◆ **WRITTEN INSTRUCTION**
Lines that contain the string "insert" are to be copied; leave out all others.

________________________

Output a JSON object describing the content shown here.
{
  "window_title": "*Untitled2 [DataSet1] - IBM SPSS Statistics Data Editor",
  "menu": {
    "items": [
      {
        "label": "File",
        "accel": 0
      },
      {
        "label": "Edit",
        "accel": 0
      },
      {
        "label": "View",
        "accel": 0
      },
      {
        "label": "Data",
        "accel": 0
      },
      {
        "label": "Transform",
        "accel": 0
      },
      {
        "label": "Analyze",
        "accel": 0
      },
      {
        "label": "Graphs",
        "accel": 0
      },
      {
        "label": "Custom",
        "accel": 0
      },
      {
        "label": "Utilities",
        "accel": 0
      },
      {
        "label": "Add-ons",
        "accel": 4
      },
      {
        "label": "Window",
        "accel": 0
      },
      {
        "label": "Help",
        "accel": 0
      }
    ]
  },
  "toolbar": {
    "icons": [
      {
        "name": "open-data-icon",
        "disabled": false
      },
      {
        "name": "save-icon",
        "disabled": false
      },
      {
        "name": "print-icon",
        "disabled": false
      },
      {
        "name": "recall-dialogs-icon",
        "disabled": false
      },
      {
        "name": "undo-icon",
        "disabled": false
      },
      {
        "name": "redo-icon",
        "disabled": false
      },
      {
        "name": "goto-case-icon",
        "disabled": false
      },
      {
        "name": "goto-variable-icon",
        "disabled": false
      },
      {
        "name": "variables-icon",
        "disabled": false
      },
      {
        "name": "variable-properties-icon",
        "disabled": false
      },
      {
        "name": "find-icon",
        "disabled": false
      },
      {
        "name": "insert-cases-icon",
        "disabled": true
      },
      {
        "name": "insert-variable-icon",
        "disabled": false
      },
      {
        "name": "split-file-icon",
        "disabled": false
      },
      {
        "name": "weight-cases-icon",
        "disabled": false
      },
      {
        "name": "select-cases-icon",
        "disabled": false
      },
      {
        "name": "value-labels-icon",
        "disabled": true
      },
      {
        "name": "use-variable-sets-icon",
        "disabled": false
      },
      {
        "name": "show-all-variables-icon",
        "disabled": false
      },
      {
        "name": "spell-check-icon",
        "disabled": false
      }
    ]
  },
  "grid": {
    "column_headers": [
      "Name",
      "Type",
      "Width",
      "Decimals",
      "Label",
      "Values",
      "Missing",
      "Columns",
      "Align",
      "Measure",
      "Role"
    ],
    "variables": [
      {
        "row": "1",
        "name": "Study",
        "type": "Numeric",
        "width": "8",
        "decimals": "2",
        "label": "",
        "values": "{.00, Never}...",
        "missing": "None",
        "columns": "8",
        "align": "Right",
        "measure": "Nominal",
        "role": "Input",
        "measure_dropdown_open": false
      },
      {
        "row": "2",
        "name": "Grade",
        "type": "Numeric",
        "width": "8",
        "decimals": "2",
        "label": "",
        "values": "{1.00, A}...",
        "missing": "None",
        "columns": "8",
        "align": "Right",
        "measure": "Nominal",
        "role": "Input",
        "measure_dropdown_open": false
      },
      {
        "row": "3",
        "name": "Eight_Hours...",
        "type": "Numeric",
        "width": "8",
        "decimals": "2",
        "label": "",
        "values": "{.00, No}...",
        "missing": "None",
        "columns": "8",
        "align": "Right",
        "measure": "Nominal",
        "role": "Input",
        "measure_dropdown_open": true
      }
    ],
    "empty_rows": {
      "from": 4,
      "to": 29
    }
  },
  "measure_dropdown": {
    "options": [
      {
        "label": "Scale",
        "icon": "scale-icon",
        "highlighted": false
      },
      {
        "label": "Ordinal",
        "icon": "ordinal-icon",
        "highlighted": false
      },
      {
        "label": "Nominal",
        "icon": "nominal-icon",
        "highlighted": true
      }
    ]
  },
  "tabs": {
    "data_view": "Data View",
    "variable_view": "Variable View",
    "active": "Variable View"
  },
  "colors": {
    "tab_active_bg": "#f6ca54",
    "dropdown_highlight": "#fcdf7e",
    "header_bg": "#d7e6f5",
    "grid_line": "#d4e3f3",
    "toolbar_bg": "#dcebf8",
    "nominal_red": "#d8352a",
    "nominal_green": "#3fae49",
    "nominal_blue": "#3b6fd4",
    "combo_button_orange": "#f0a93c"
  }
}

________________________

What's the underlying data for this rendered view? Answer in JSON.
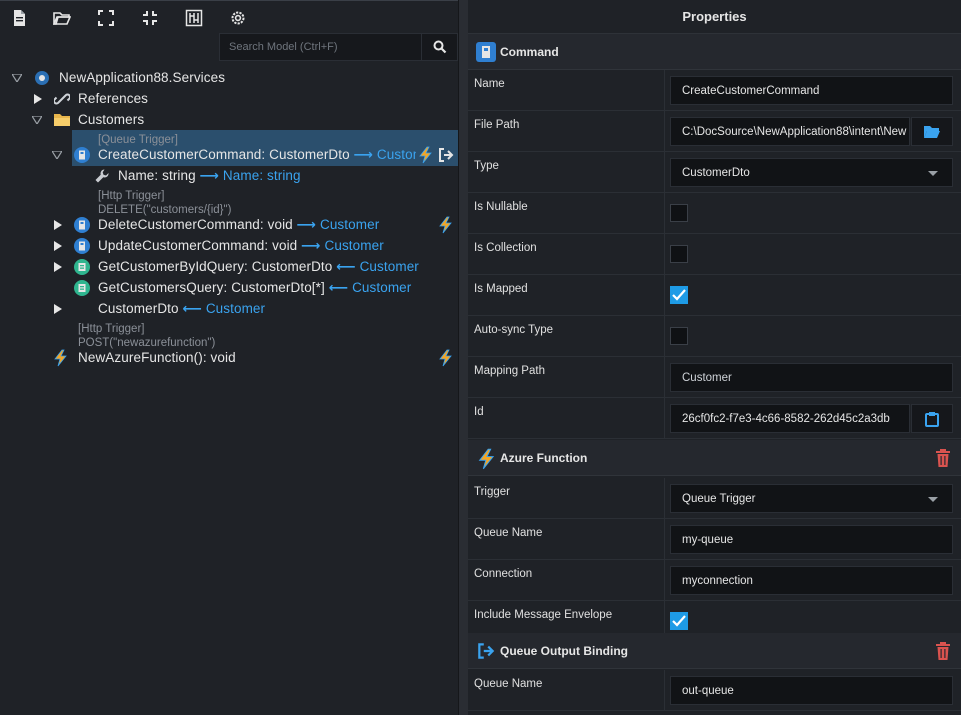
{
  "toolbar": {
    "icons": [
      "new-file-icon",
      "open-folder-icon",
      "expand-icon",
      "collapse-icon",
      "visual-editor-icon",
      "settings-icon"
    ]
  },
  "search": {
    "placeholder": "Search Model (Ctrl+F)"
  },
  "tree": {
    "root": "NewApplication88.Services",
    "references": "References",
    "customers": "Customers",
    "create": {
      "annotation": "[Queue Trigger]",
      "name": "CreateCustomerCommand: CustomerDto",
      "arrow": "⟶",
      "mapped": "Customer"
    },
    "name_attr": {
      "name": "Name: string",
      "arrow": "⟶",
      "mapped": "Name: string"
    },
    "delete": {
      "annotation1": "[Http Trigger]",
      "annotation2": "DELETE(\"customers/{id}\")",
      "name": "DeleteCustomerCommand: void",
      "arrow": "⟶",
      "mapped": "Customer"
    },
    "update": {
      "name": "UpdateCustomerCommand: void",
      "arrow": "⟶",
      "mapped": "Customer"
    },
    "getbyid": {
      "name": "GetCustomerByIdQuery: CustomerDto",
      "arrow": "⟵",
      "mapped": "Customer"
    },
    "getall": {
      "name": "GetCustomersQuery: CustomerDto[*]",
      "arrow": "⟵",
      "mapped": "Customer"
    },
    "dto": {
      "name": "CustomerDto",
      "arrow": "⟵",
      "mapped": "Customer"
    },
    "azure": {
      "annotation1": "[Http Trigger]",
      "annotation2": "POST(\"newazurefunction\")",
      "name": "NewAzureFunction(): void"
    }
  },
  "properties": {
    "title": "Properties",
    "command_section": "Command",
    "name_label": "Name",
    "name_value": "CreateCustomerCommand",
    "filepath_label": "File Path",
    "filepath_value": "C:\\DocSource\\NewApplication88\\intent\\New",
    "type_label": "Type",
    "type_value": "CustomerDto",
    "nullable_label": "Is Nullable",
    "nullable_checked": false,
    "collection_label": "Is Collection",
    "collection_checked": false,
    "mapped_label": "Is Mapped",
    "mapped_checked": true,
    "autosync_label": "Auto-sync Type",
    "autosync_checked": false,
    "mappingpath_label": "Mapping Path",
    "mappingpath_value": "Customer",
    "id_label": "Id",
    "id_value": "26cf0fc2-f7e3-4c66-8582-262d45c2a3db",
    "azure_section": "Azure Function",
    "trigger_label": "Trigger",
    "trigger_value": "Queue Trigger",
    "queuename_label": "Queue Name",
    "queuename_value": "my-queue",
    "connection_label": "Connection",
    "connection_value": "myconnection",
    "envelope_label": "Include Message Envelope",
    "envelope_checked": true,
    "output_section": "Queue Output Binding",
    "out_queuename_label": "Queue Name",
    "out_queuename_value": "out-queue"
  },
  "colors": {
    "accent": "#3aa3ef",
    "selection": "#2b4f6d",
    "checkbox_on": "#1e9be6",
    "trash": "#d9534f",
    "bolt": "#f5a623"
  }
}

________________________

◆ **ANSWER TO THE TASK**
        "name": "insert-cases-icon",
        "name": "insert-variable-icon",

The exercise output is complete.